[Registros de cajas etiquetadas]
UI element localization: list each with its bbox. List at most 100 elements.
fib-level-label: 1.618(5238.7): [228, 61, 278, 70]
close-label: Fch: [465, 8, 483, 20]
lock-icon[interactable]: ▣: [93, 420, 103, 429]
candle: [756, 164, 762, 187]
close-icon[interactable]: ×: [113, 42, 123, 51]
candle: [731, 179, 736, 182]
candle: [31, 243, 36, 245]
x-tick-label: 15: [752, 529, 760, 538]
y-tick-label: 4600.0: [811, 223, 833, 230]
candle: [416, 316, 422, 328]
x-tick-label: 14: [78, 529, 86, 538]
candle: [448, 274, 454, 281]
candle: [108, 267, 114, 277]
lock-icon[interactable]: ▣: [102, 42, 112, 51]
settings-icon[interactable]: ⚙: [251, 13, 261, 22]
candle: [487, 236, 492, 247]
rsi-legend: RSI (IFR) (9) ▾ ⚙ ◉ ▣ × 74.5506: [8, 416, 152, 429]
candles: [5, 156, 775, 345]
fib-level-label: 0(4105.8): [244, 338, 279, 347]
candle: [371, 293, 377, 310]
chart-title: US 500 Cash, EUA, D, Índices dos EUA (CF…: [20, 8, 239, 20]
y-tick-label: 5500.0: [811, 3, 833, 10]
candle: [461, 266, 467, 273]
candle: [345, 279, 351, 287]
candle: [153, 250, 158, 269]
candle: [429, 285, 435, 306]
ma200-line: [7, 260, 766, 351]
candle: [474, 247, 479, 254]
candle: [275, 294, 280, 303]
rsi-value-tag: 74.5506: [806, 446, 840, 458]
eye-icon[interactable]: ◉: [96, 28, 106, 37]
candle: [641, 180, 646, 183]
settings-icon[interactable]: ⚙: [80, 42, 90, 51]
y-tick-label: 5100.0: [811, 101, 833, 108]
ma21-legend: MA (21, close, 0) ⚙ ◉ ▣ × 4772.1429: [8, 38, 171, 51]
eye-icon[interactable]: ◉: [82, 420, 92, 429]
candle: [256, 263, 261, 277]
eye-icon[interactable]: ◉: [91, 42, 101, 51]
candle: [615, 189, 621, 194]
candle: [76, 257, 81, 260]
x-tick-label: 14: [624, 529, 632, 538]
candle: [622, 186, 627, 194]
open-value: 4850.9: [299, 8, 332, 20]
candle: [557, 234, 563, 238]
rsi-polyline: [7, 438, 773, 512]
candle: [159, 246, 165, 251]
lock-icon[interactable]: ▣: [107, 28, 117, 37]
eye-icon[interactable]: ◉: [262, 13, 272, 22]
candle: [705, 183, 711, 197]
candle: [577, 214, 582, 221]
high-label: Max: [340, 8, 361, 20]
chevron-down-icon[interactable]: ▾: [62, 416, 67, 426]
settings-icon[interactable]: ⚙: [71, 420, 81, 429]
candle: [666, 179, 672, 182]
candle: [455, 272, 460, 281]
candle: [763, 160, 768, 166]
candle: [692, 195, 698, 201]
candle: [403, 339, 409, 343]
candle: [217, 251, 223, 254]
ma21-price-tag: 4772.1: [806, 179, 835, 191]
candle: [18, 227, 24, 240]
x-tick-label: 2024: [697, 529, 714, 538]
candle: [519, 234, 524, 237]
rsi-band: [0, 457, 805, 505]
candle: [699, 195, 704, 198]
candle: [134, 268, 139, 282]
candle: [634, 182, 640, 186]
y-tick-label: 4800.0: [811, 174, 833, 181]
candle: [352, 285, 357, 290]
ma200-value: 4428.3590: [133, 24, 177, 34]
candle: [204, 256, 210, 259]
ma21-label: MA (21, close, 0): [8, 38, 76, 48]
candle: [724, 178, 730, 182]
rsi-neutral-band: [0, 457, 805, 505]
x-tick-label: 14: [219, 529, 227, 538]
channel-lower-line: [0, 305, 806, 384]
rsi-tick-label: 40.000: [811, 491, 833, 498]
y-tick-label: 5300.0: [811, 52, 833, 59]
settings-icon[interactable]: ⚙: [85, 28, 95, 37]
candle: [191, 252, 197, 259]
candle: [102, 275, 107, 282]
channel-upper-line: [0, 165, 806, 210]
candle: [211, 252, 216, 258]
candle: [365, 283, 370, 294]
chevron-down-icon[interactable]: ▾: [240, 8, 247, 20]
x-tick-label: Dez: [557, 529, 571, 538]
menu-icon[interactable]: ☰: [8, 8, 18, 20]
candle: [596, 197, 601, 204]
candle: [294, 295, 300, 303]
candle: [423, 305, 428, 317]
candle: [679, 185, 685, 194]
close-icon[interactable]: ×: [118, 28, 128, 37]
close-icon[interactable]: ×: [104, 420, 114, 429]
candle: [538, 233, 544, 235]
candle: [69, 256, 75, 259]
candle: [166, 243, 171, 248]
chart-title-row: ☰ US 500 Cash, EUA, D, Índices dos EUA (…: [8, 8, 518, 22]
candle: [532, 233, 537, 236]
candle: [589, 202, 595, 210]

CONSIGNA: Copia todos los registros de arriba, línea por línea, sin cambiar ni un carácter.

RESPUESTA CORRECTA:
UI element localization: list each with its bbox. List at most 100 elements.
fib-level-label: 1.618(5238.7): [228, 61, 278, 70]
close-label: Fch: [465, 8, 483, 20]
lock-icon[interactable]: ▣: [93, 420, 103, 429]
candle: [756, 164, 762, 187]
close-icon[interactable]: ×: [113, 42, 123, 51]
candle: [731, 179, 736, 182]
candle: [31, 243, 36, 245]
x-tick-label: 15: [752, 529, 760, 538]
y-tick-label: 4600.0: [811, 223, 833, 230]
candle: [416, 316, 422, 328]
x-tick-label: 14: [78, 529, 86, 538]
candle: [448, 274, 454, 281]
candle: [108, 267, 114, 277]
lock-icon[interactable]: ▣: [102, 42, 112, 51]
settings-icon[interactable]: ⚙: [251, 13, 261, 22]
candle: [487, 236, 492, 247]
rsi-legend: RSI (IFR) (9) ▾ ⚙ ◉ ▣ × 74.5506: [8, 416, 152, 429]
candles: [5, 156, 775, 345]
fib-level-label: 0(4105.8): [244, 338, 279, 347]
candle: [371, 293, 377, 310]
chart-title: US 500 Cash, EUA, D, Índices dos EUA (CF…: [20, 8, 239, 20]
y-tick-label: 5500.0: [811, 3, 833, 10]
candle: [461, 266, 467, 273]
candle: [345, 279, 351, 287]
candle: [153, 250, 158, 269]
candle: [429, 285, 435, 306]
ma200-line: [7, 260, 766, 351]
candle: [474, 247, 479, 254]
candle: [275, 294, 280, 303]
rsi-value-tag: 74.5506: [806, 446, 840, 458]
eye-icon[interactable]: ◉: [96, 28, 106, 37]
candle: [641, 180, 646, 183]
settings-icon[interactable]: ⚙: [80, 42, 90, 51]
y-tick-label: 5100.0: [811, 101, 833, 108]
ma21-legend: MA (21, close, 0) ⚙ ◉ ▣ × 4772.1429: [8, 38, 171, 51]
eye-icon[interactable]: ◉: [82, 420, 92, 429]
candle: [256, 263, 261, 277]
eye-icon[interactable]: ◉: [91, 42, 101, 51]
candle: [615, 189, 621, 194]
candle: [76, 257, 81, 260]
x-tick-label: 14: [624, 529, 632, 538]
candle: [622, 186, 627, 194]
open-value: 4850.9: [299, 8, 332, 20]
candle: [557, 234, 563, 238]
rsi-polyline: [7, 438, 773, 512]
candle: [159, 246, 165, 251]
lock-icon[interactable]: ▣: [107, 28, 117, 37]
eye-icon[interactable]: ◉: [262, 13, 272, 22]
candle: [705, 183, 711, 197]
candle: [577, 214, 582, 221]
high-label: Max: [340, 8, 361, 20]
chevron-down-icon[interactable]: ▾: [62, 416, 67, 426]
settings-icon[interactable]: ⚙: [71, 420, 81, 429]
candle: [666, 179, 672, 182]
candle: [455, 272, 460, 281]
candle: [763, 160, 768, 166]
candle: [692, 195, 698, 201]
candle: [403, 339, 409, 343]
candle: [217, 251, 223, 254]
ma21-price-tag: 4772.1: [806, 179, 835, 191]
candle: [18, 227, 24, 240]
x-tick-label: 2024: [697, 529, 714, 538]
candle: [519, 234, 524, 237]
rsi-band: [0, 457, 805, 505]
candle: [699, 195, 704, 198]
candle: [134, 268, 139, 282]
candle: [634, 182, 640, 186]
y-tick-label: 4800.0: [811, 174, 833, 181]
candle: [352, 285, 357, 290]
ma200-value: 4428.3590: [133, 24, 177, 34]
candle: [204, 256, 210, 259]
ma21-label: MA (21, close, 0): [8, 38, 76, 48]
candle: [724, 178, 730, 182]
rsi-neutral-band: [0, 457, 805, 505]
x-tick-label: 14: [219, 529, 227, 538]
channel-lower-line: [0, 305, 806, 384]
rsi-tick-label: 40.000: [811, 491, 833, 498]
y-tick-label: 5300.0: [811, 52, 833, 59]
settings-icon[interactable]: ⚙: [85, 28, 95, 37]
candle: [191, 252, 197, 259]
candle: [102, 275, 107, 282]
channel-upper-line: [0, 165, 806, 210]
candle: [211, 252, 216, 258]
candle: [365, 283, 370, 294]
chevron-down-icon[interactable]: ▾: [240, 8, 247, 20]
x-tick-label: Dez: [557, 529, 571, 538]
menu-icon[interactable]: ☰: [8, 8, 18, 20]
candle: [596, 197, 601, 204]
candle: [294, 295, 300, 303]
candle: [423, 305, 428, 317]
candle: [679, 185, 685, 194]
close-icon[interactable]: ×: [118, 28, 128, 37]
close-icon[interactable]: ×: [104, 420, 114, 429]
candle: [538, 233, 544, 235]
candle: [69, 256, 75, 259]
candle: [166, 243, 171, 248]
chart-title-row: ☰ US 500 Cash, EUA, D, Índices dos EUA (…: [8, 8, 518, 22]
candle: [532, 233, 537, 236]
candle: [589, 202, 595, 210]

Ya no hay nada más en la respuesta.